--- What you will do ---
Retype the material word for word.

--- Items ---
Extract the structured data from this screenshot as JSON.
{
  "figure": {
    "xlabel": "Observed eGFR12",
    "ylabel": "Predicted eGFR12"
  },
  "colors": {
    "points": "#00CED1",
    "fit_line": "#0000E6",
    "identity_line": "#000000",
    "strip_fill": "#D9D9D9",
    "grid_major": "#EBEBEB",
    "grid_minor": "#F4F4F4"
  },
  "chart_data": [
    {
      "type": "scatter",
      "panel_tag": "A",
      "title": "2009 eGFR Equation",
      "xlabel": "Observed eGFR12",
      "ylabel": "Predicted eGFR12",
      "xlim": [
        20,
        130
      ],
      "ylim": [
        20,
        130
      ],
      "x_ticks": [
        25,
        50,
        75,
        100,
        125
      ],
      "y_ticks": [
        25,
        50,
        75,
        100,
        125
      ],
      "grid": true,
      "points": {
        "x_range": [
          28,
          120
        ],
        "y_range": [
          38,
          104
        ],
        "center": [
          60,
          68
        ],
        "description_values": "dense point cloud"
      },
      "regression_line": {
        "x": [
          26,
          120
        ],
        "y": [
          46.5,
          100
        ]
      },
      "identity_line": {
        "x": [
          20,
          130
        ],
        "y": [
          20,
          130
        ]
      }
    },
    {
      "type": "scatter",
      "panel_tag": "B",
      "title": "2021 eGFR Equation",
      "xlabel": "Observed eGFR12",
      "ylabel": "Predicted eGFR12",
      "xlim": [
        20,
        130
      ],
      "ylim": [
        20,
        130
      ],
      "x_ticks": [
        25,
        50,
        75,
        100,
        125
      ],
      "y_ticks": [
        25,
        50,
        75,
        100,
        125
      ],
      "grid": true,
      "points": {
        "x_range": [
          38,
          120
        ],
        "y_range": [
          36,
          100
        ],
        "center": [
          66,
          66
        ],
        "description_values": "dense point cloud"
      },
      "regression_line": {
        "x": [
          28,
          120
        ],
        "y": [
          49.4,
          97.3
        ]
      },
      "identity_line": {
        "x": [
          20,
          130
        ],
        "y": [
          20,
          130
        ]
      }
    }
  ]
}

--- Exercise solution ---
Extract the structured data from this screenshot as JSON.
{
  "figure": {
    "xlabel": "Observed eGFR12",
    "ylabel": "Predicted eGFR12"
  },
  "colors": {
    "points": "#00CED1",
    "fit_line": "#0000E6",
    "identity_line": "#000000",
    "strip_fill": "#D9D9D9",
    "grid_major": "#EBEBEB",
    "grid_minor": "#F4F4F4"
  },
  "chart_data": [
    {
      "type": "scatter",
      "panel_tag": "A",
      "title": "2009 eGFR Equation",
      "xlabel": "Observed eGFR12",
      "ylabel": "Predicted eGFR12",
      "xlim": [
        20,
        130
      ],
      "ylim": [
        20,
        130
      ],
      "x_ticks": [
        25,
        50,
        75,
        100,
        125
      ],
      "y_ticks": [
        25,
        50,
        75,
        100,
        125
      ],
      "grid": true,
      "points": {
        "x_range": [
          28,
          120
        ],
        "y_range": [
          38,
          104
        ],
        "center": [
          60,
          68
        ],
        "description_values": "dense point cloud"
      },
      "regression_line": {
        "x": [
          26,
          120
        ],
        "y": [
          46.5,
          100
        ]
      },
      "identity_line": {
        "x": [
          20,
          130
        ],
        "y": [
          20,
          130
        ]
      }
    },
    {
      "type": "scatter",
      "panel_tag": "B",
      "title": "2021 eGFR Equation",
      "xlabel": "Observed eGFR12",
      "ylabel": "Predicted eGFR12",
      "xlim": [
        20,
        130
      ],
      "ylim": [
        20,
        130
      ],
      "x_ticks": [
        25,
        50,
        75,
        100,
        125
      ],
      "y_ticks": [
        25,
        50,
        75,
        100,
        125
      ],
      "grid": true,
      "points": {
        "x_range": [
          38,
          120
        ],
        "y_range": [
          36,
          100
        ],
        "center": [
          66,
          66
        ],
        "description_values": "dense point cloud"
      },
      "regression_line": {
        "x": [
          28,
          120
        ],
        "y": [
          49.4,
          97.3
        ]
      },
      "identity_line": {
        "x": [
          20,
          130
        ],
        "y": [
          20,
          130
        ]
      }
    }
  ]
}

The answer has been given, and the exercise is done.